### EXERCISE TASK
Using the listing below, select the lines with the word "brand" and copy them.
===============
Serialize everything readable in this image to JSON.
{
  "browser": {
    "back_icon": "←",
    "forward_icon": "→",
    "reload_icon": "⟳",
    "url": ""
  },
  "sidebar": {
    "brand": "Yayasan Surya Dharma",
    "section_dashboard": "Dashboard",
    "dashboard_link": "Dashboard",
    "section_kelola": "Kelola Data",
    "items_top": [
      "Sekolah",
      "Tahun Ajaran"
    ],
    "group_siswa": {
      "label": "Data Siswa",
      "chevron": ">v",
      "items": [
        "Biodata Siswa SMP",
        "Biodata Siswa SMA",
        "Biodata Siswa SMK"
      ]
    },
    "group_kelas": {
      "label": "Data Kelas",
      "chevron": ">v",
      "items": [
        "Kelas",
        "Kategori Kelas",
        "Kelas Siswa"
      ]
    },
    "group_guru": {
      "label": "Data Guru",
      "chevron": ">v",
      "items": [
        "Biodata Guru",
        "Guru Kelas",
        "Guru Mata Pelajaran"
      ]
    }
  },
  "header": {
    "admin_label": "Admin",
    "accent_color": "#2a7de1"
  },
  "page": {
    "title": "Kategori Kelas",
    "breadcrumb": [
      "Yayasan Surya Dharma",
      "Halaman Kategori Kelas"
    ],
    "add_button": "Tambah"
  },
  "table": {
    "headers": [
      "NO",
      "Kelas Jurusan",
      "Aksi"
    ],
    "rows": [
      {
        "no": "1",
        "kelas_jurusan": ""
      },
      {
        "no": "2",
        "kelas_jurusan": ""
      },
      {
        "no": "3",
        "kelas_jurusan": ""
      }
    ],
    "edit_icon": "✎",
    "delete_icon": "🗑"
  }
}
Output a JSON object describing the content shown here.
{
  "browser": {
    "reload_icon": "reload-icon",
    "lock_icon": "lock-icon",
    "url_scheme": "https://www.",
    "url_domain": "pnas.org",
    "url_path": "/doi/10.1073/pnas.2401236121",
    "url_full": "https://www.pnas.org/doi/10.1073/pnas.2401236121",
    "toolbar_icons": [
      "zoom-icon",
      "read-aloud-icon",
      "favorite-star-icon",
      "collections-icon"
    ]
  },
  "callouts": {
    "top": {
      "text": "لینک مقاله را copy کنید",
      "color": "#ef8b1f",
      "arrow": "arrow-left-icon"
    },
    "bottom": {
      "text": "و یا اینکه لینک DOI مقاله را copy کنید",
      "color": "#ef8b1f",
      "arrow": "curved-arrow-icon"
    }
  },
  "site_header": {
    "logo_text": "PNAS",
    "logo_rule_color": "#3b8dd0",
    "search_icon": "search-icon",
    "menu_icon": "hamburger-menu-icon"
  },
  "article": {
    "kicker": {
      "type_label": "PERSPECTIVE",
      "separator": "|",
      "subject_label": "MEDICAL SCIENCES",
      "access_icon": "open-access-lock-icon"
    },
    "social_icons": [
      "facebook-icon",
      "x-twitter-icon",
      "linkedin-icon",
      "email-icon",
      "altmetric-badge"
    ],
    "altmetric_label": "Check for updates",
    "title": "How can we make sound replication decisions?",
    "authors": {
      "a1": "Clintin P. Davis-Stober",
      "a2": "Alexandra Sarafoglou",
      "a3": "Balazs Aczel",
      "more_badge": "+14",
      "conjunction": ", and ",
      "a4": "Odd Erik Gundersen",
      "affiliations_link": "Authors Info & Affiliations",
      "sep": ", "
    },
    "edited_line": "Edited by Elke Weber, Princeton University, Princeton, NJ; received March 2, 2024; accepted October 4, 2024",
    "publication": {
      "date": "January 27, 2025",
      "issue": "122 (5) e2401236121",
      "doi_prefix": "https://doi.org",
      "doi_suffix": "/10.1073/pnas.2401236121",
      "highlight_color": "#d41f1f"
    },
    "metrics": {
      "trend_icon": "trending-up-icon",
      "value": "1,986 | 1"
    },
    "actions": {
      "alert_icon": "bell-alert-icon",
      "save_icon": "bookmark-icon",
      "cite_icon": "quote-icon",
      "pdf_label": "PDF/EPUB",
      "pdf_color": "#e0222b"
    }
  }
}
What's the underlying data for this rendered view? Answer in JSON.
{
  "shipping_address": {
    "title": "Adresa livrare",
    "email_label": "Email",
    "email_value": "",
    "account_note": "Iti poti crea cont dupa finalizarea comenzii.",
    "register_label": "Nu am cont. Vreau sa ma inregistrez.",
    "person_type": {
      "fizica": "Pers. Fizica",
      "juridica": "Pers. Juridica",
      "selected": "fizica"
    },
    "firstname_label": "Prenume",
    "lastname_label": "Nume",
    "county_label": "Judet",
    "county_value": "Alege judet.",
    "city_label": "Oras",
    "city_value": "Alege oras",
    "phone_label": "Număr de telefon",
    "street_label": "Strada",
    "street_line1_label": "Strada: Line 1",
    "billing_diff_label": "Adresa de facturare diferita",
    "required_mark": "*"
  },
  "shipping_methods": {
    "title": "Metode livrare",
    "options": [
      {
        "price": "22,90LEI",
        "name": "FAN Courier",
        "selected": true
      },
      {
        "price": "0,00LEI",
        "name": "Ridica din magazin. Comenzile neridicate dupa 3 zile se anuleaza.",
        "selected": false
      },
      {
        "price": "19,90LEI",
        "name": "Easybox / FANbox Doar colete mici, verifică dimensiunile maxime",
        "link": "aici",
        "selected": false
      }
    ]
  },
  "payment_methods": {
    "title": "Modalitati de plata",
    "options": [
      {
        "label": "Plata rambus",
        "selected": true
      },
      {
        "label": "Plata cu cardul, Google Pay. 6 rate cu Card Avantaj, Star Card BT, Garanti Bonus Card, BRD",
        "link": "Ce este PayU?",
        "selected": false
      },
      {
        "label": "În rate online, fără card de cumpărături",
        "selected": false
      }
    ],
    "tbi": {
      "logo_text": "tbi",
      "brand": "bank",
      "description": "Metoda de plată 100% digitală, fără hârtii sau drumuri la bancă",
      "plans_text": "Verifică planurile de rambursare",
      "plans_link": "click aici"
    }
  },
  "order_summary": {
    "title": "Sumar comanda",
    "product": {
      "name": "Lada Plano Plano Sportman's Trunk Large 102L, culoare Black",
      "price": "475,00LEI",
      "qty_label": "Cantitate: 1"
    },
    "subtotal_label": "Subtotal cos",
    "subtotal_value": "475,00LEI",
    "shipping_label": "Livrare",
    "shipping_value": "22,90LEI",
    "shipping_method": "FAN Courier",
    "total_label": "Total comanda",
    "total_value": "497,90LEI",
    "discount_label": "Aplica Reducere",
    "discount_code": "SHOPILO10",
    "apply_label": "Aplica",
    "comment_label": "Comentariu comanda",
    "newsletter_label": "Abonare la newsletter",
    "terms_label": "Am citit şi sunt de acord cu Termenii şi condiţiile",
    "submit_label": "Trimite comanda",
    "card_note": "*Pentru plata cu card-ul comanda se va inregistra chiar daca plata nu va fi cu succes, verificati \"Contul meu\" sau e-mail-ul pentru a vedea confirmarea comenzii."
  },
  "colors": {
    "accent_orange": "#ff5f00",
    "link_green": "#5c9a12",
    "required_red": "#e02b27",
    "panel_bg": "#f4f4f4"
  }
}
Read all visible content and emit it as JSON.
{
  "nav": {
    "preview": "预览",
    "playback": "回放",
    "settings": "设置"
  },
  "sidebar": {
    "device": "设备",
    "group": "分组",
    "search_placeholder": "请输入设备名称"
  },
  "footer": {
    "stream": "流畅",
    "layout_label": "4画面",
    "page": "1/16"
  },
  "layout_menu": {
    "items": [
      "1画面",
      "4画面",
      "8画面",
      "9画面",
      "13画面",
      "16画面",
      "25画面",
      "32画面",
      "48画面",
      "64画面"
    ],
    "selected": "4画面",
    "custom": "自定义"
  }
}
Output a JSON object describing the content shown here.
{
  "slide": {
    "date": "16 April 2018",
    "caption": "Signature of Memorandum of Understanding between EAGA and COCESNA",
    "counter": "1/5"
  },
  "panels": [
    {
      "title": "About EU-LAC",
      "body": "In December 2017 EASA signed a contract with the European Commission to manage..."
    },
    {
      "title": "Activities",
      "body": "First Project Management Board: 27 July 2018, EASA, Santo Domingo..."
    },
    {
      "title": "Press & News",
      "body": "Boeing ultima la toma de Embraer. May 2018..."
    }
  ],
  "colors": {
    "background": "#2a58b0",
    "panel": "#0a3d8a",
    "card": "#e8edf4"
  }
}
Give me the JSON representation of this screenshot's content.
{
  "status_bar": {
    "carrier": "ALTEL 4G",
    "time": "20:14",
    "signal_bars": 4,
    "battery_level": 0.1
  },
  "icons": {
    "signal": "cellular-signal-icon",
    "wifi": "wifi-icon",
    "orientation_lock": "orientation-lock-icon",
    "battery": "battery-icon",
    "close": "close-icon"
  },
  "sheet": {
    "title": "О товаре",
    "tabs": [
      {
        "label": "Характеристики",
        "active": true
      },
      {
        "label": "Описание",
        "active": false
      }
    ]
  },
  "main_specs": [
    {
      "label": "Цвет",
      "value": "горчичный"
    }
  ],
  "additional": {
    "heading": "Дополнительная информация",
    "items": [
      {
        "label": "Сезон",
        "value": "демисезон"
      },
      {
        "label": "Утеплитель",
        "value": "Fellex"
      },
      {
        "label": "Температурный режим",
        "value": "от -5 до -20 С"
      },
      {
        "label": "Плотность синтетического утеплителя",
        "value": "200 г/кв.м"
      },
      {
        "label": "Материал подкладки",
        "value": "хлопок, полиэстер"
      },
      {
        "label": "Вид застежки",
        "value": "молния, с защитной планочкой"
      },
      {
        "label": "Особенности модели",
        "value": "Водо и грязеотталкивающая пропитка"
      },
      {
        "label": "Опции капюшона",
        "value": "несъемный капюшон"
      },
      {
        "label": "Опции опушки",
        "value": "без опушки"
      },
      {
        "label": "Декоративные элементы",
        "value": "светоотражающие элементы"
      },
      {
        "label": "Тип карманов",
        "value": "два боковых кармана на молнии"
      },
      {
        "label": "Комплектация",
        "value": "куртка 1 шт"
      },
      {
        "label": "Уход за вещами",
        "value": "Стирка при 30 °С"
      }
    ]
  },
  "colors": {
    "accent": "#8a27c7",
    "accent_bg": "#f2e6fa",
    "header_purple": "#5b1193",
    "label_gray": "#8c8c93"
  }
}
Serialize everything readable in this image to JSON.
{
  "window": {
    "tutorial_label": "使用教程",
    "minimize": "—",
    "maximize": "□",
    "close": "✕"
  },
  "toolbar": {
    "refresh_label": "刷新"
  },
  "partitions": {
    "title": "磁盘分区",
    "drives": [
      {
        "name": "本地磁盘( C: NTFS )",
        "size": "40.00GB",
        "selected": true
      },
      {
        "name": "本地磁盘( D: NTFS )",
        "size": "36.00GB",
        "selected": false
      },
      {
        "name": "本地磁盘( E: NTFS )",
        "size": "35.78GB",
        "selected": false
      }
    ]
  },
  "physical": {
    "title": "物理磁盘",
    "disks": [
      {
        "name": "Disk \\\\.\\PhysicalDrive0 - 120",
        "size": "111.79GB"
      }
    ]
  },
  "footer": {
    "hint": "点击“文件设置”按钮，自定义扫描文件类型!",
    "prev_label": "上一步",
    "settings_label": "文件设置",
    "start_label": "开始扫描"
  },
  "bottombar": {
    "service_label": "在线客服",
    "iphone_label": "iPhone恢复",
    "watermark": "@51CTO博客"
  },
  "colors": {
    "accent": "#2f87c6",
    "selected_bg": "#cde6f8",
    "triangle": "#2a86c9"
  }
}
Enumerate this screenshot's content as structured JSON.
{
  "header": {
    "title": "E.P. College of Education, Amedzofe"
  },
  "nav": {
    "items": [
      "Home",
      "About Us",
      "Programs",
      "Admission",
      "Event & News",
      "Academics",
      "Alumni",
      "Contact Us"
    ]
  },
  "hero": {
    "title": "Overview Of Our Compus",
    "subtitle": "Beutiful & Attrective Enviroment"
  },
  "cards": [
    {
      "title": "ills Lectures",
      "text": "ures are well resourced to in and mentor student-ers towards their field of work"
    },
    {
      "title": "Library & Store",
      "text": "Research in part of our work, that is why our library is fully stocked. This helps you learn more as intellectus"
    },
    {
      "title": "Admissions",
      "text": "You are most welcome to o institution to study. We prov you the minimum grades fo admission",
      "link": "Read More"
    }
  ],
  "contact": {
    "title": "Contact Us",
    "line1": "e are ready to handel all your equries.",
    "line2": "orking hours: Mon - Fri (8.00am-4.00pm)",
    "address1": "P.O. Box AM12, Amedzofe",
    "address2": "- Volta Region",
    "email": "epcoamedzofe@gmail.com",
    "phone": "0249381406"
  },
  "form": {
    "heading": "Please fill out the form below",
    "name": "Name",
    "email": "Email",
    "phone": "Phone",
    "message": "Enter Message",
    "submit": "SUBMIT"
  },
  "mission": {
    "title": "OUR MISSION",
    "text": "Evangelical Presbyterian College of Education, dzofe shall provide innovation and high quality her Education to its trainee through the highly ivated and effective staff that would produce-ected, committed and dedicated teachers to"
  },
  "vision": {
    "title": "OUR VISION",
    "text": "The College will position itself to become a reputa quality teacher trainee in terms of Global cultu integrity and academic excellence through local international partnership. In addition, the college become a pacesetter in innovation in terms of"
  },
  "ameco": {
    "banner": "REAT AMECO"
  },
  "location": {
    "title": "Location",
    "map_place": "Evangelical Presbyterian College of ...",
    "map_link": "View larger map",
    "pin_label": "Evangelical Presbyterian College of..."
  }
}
===============
### RESULT OF THIS TASK
    "brand": "Yayasan Surya Dharma",
      "brand": "bank",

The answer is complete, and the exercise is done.